(WORK REQUIRED)
Pull each line holding the word "background" from the data.

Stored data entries
******************************

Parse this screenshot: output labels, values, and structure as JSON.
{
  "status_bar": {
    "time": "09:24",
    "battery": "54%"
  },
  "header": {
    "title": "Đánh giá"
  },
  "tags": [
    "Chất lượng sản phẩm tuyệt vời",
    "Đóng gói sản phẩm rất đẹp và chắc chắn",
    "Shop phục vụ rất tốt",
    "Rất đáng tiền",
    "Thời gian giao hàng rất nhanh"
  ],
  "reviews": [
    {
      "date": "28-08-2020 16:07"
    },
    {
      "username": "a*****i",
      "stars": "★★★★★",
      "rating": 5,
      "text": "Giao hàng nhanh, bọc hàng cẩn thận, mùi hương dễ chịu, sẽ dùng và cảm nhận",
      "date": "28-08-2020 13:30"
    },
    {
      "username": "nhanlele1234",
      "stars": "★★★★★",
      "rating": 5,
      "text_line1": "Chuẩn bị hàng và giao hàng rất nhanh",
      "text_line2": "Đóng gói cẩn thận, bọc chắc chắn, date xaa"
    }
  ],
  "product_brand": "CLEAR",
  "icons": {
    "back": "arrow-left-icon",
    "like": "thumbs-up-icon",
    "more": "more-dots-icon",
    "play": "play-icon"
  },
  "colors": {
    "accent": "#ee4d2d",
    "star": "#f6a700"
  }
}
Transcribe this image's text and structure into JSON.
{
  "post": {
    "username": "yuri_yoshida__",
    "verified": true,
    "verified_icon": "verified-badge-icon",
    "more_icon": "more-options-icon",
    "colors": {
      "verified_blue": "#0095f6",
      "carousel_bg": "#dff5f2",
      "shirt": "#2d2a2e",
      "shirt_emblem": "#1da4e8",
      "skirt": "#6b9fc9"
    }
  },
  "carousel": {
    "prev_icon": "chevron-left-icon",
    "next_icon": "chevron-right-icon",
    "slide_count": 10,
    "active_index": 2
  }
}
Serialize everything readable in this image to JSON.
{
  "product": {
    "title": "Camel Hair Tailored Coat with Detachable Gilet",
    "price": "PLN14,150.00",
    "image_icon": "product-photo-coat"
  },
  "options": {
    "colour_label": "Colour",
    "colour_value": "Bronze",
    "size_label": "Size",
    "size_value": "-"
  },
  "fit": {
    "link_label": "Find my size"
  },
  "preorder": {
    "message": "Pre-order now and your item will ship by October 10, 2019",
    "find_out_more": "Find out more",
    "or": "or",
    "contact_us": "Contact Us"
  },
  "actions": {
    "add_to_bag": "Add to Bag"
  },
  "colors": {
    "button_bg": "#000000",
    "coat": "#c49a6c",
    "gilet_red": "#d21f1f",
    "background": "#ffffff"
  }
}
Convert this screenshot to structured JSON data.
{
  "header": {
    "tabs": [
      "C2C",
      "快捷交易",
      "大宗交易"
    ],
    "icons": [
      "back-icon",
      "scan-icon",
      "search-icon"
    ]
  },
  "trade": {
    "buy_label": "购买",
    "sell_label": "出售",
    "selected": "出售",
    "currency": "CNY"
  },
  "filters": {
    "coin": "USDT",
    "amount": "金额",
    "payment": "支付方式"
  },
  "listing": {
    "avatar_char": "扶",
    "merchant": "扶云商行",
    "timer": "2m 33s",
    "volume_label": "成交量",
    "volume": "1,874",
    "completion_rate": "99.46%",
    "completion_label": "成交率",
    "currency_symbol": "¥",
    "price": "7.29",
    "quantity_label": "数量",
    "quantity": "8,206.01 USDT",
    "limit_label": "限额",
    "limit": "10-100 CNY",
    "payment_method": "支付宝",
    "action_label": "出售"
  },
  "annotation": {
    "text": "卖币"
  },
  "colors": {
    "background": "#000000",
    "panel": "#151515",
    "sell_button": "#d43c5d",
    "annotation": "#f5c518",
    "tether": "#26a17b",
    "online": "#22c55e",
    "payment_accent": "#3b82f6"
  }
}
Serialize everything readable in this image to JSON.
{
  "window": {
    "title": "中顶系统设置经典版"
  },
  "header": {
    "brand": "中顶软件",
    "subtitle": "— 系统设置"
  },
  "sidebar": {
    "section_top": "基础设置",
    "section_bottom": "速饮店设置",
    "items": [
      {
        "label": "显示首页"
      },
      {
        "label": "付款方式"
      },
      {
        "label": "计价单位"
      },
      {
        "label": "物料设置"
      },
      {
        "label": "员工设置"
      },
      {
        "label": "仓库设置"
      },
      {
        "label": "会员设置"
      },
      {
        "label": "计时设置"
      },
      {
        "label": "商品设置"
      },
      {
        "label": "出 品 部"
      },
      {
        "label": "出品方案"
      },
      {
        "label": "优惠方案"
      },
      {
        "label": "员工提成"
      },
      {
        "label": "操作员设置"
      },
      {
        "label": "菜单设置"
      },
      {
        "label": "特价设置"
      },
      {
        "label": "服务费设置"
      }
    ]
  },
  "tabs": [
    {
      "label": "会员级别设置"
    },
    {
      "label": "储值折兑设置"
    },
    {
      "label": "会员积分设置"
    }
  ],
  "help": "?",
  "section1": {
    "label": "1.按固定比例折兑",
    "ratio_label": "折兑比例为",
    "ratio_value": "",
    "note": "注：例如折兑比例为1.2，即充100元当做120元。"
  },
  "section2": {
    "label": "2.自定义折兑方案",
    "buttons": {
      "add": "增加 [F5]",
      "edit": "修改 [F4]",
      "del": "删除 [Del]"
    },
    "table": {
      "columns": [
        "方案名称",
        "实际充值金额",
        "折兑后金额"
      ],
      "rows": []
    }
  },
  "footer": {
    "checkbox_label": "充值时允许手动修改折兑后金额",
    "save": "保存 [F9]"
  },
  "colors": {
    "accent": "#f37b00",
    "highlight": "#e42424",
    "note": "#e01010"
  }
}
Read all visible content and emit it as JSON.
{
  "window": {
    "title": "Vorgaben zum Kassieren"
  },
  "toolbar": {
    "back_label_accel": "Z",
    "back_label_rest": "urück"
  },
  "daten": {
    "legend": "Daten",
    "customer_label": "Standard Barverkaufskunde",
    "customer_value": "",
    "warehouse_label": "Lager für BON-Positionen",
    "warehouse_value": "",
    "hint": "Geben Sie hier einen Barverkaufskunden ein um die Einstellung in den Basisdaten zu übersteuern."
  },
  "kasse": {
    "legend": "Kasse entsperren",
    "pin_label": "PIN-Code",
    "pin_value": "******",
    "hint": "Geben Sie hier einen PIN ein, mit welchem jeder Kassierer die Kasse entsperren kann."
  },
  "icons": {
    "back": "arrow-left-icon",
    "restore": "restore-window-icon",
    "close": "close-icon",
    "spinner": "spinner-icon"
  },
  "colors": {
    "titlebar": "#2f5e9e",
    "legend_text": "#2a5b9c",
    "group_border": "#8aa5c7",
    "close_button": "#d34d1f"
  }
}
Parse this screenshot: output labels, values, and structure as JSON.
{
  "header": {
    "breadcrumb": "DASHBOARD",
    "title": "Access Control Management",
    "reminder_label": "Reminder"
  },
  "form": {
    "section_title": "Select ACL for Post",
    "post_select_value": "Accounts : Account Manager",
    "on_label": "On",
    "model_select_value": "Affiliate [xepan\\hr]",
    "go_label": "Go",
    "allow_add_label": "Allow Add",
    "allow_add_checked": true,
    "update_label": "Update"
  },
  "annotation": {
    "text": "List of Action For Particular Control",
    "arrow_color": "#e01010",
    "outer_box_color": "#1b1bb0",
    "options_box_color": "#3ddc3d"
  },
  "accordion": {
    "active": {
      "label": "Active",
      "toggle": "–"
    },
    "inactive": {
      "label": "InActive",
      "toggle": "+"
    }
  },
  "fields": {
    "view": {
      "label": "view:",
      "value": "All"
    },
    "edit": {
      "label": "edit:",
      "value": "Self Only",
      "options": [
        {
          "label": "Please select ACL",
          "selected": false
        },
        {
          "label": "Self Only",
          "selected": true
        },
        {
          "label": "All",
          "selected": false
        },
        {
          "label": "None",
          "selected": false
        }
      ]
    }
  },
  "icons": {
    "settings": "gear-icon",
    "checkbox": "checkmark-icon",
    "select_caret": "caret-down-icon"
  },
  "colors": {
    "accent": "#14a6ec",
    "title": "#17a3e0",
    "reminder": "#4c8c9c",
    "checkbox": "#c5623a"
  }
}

******************************

(FINAL RESULT)
    "background": "#ffffff"
    "background": "#000000",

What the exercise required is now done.